**Stated task**: Search the material for the string "tonnes" and copy each line where it occurs.

**Supplied entries**:
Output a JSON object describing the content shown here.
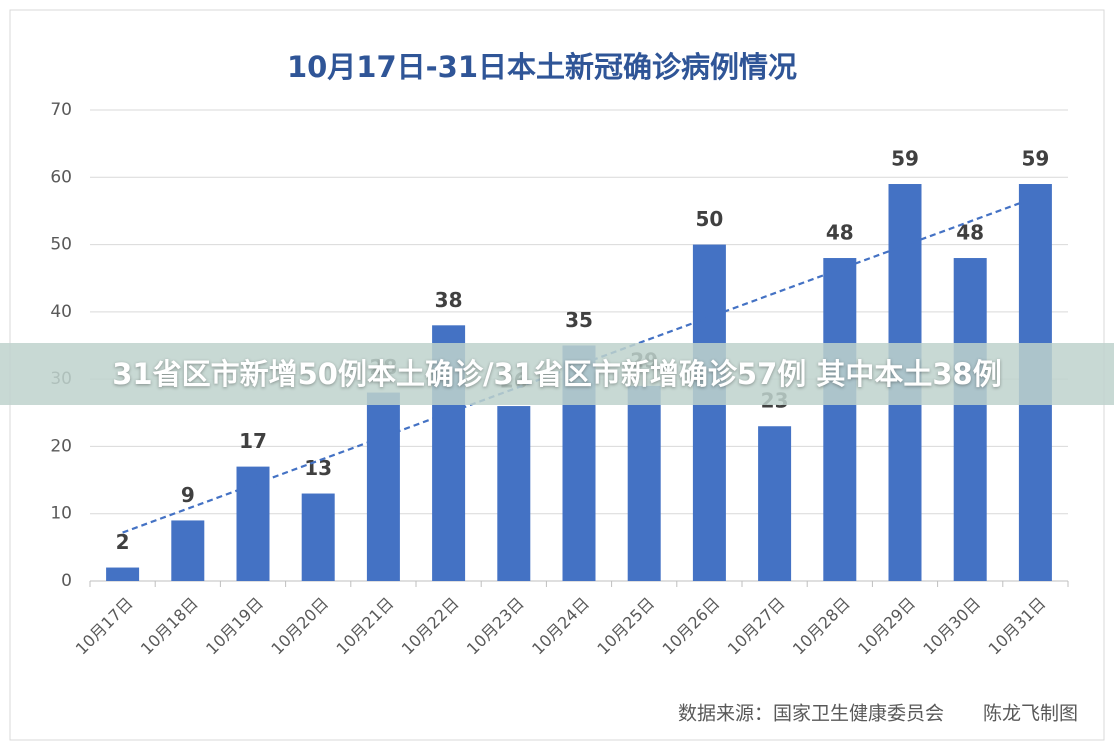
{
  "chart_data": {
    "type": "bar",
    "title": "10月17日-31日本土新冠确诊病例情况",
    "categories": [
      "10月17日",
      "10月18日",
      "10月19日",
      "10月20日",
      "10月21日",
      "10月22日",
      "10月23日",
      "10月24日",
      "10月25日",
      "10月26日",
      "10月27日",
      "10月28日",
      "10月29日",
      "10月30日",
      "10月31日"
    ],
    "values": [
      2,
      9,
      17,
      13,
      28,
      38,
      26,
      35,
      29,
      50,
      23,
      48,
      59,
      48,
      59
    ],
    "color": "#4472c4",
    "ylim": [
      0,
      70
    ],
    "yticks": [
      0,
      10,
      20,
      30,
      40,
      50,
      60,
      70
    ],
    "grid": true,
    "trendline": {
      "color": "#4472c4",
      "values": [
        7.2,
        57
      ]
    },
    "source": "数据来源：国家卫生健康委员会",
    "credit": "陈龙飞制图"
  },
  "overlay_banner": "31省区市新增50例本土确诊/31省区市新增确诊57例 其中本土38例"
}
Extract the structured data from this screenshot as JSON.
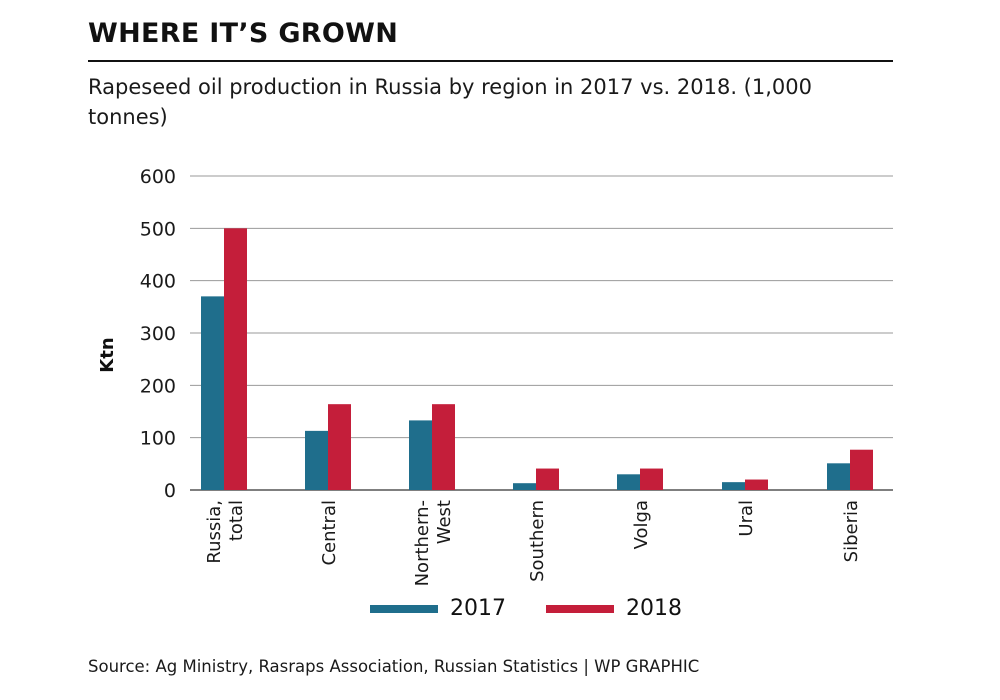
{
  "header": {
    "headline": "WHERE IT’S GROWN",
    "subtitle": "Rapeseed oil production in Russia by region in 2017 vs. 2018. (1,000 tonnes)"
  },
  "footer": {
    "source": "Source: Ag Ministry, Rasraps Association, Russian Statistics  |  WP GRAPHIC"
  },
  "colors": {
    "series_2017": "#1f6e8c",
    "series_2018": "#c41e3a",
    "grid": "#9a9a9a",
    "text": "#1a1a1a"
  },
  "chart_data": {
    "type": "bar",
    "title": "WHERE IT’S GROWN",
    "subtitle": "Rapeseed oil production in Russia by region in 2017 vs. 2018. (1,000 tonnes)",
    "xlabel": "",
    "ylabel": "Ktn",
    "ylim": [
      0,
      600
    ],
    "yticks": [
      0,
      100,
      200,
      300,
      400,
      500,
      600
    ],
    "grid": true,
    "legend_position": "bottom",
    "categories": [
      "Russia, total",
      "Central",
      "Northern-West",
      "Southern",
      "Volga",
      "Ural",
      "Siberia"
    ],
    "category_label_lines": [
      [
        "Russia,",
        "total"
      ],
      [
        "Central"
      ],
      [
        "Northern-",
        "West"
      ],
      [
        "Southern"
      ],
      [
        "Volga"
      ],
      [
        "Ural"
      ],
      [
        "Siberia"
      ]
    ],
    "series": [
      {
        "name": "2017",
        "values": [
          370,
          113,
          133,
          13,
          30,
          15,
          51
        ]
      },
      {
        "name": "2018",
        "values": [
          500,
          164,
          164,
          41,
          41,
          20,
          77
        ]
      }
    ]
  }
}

---

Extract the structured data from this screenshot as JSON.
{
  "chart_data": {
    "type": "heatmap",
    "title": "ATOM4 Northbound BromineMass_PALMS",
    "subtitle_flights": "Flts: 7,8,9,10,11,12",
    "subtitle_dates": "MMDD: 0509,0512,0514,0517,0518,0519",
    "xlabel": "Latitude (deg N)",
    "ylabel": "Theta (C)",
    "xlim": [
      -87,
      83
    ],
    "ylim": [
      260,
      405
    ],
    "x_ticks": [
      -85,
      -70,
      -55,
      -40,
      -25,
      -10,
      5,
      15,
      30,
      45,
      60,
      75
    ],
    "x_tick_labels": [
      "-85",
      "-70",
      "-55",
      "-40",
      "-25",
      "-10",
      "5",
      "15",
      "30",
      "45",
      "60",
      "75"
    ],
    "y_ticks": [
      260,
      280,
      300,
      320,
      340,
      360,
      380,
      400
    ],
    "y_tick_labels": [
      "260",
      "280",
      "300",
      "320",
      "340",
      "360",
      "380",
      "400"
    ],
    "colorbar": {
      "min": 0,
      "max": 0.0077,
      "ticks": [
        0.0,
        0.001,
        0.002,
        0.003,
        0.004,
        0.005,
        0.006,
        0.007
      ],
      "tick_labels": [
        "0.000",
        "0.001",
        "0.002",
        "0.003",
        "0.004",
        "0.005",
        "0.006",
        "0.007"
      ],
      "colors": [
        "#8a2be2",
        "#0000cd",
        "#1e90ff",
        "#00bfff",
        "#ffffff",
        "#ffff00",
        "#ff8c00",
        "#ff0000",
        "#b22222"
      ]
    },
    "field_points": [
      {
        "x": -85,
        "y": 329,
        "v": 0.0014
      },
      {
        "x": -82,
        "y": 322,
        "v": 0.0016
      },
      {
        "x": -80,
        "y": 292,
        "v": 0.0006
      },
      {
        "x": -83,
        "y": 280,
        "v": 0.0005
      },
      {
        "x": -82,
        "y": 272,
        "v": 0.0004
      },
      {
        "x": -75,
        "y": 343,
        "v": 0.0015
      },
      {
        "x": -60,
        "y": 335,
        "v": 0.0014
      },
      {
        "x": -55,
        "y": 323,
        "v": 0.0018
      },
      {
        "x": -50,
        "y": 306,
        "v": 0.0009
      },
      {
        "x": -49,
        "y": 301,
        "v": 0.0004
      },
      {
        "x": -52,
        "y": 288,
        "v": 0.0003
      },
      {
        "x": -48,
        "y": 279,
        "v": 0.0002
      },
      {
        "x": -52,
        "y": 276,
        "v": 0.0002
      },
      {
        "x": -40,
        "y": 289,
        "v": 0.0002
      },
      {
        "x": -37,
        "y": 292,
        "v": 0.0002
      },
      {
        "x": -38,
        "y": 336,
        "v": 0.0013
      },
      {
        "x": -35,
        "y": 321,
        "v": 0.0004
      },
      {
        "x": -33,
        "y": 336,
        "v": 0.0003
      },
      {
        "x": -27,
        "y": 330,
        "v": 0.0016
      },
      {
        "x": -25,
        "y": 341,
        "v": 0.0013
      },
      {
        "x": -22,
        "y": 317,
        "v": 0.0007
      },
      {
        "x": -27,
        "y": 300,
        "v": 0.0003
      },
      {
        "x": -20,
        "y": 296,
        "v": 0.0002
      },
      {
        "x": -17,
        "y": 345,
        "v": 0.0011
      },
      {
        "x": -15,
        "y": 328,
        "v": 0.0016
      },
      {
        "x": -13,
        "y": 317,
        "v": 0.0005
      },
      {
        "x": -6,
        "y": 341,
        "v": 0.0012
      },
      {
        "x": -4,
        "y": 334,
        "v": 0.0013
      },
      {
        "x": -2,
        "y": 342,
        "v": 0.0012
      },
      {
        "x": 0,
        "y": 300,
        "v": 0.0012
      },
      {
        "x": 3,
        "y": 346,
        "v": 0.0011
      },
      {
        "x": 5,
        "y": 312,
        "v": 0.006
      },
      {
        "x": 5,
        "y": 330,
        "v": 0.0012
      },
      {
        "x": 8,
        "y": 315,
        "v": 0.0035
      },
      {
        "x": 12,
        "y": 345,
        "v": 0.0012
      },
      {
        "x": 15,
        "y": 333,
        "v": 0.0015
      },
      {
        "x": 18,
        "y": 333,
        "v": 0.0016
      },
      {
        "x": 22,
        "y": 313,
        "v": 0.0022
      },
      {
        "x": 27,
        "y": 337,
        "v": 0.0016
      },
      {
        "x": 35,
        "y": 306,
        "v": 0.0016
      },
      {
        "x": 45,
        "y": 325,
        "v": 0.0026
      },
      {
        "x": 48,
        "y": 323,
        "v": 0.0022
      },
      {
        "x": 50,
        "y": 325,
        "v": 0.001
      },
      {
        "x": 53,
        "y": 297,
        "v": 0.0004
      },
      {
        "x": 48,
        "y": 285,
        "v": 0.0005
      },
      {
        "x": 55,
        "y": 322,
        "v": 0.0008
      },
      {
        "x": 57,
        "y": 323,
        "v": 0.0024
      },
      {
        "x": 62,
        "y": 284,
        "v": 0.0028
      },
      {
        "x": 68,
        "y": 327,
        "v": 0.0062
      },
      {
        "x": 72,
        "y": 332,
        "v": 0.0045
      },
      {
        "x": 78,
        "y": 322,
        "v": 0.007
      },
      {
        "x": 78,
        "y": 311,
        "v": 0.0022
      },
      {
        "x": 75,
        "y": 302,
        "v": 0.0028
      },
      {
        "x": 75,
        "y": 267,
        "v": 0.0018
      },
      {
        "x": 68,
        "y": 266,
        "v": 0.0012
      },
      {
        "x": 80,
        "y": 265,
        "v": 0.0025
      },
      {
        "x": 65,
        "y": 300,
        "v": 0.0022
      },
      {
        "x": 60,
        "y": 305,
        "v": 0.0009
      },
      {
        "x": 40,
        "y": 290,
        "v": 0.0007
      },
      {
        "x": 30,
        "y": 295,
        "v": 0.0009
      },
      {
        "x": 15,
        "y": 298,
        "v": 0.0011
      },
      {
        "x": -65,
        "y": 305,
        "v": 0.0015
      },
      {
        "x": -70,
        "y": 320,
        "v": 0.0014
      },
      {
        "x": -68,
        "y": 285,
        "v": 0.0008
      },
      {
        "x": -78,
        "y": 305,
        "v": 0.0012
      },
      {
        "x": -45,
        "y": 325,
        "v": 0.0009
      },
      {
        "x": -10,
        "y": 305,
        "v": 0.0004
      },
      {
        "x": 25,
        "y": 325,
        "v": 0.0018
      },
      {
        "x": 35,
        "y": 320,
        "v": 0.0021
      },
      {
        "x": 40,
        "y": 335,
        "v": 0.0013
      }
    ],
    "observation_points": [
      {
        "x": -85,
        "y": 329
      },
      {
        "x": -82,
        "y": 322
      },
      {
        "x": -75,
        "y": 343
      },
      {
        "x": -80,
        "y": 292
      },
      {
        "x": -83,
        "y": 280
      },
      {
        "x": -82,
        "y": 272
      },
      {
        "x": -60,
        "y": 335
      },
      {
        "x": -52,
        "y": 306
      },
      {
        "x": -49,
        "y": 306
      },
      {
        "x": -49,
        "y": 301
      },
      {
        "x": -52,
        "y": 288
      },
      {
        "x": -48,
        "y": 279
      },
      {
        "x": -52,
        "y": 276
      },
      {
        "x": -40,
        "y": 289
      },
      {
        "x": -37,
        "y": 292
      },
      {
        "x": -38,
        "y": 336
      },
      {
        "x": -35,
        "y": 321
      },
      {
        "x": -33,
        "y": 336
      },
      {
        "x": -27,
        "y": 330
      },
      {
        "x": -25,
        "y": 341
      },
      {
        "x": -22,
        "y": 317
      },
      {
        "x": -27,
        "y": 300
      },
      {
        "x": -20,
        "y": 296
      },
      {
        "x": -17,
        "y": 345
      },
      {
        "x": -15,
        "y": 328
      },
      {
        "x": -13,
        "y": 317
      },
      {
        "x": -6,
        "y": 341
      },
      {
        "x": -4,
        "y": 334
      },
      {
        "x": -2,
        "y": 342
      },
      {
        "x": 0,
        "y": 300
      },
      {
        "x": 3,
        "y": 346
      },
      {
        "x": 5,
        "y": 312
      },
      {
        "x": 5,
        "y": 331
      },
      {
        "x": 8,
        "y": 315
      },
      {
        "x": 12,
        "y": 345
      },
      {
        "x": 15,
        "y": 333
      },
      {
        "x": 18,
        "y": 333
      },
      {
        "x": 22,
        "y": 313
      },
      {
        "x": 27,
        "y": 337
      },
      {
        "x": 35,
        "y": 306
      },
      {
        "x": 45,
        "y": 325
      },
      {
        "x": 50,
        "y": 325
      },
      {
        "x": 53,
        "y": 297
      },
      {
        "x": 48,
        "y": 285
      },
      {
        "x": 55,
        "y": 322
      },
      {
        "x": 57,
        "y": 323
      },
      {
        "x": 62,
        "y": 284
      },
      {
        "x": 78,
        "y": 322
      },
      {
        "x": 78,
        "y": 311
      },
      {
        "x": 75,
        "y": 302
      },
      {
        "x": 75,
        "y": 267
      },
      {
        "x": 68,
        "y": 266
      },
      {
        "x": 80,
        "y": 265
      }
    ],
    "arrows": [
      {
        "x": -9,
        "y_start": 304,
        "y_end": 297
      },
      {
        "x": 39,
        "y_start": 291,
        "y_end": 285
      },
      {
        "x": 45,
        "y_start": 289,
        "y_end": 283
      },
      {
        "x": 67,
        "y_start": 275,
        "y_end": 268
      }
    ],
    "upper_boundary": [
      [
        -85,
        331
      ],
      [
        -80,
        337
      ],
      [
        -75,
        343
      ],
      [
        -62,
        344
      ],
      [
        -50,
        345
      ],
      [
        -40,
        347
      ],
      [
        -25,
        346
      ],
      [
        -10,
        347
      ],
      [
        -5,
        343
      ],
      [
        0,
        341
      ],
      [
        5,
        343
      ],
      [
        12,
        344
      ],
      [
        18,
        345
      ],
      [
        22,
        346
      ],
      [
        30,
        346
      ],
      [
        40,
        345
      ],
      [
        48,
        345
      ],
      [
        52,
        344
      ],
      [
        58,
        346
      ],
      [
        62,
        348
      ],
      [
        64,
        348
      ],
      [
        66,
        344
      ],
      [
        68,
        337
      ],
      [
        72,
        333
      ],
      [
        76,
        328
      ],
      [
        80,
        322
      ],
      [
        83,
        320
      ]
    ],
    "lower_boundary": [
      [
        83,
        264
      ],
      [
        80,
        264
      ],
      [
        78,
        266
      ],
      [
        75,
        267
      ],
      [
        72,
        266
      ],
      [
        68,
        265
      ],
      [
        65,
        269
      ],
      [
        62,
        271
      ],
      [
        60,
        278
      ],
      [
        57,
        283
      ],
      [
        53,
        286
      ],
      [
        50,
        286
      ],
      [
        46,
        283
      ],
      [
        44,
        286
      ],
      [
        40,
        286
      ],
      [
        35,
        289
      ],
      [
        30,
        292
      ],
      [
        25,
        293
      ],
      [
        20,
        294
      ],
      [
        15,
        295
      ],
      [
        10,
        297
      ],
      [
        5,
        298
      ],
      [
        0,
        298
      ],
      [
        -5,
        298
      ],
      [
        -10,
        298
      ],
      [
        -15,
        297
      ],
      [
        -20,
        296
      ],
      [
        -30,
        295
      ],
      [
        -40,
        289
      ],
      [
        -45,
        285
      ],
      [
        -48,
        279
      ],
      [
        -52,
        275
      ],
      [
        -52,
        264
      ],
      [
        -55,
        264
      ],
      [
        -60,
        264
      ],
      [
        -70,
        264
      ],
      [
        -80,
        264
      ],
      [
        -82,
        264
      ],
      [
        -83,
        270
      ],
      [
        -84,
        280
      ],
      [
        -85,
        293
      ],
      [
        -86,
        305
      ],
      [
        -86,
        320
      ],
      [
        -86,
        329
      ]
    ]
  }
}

==

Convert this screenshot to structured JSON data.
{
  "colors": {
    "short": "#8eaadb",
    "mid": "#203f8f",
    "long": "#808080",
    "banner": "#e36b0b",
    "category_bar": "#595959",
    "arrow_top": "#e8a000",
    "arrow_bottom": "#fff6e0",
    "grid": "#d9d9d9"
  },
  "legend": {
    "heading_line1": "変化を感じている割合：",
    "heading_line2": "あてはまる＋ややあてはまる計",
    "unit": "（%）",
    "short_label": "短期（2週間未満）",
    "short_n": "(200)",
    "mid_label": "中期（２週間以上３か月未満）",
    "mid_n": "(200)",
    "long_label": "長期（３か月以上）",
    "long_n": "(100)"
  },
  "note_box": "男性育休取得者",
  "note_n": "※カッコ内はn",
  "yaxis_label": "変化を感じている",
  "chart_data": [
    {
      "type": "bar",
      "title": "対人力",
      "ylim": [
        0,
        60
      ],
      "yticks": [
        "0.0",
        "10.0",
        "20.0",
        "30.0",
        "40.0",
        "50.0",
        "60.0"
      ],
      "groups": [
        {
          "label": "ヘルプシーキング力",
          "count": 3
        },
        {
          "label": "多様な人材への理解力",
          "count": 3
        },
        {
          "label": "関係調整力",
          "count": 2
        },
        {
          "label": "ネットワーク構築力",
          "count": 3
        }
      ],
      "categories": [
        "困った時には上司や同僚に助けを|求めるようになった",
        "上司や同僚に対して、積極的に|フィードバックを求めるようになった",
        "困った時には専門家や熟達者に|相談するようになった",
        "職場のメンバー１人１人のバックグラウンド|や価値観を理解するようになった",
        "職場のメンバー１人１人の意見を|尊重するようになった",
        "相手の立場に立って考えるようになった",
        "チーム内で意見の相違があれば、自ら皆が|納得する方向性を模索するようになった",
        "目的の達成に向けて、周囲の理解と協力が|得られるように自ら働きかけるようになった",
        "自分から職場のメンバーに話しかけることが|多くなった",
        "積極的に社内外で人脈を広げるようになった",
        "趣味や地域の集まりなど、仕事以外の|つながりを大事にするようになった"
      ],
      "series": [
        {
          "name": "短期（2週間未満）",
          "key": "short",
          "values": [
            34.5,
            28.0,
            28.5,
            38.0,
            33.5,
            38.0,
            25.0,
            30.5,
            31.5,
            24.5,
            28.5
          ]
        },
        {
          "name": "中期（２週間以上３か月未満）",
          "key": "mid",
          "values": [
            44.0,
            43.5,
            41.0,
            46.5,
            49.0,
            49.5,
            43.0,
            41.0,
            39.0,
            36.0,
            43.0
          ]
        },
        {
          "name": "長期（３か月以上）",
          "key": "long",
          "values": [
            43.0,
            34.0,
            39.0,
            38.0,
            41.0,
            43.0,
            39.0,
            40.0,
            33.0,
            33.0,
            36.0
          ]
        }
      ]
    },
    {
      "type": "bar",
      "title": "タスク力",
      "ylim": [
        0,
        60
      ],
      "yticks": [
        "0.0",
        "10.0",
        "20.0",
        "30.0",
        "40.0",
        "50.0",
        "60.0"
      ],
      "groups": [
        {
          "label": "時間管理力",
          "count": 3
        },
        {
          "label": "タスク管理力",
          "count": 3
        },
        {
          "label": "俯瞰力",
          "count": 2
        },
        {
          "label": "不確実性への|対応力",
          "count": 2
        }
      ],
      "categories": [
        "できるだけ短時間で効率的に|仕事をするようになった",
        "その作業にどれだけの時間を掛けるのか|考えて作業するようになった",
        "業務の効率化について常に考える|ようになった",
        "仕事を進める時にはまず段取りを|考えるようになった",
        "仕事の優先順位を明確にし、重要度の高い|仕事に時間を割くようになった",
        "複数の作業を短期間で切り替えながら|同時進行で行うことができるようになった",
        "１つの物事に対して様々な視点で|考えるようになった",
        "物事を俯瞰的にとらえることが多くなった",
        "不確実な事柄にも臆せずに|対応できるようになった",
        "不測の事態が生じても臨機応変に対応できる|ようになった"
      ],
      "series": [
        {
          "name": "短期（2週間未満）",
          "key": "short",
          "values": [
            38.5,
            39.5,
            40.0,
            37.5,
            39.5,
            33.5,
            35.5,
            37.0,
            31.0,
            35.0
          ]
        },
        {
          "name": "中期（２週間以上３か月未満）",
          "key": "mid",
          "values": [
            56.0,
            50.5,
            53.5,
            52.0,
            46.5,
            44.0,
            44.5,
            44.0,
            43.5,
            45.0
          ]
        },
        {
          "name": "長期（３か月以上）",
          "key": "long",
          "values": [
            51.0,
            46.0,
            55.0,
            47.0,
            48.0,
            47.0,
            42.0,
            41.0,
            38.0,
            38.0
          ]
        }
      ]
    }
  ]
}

**Expected answer**:
    "subtitle": "Rapeseed oil production in Russia by region in 2017 vs. 2018. (1,000 tonnes)"
    "subtitle": "Rapeseed oil production in Russia by region in 2017 vs. 2018. (1,000 tonnes)",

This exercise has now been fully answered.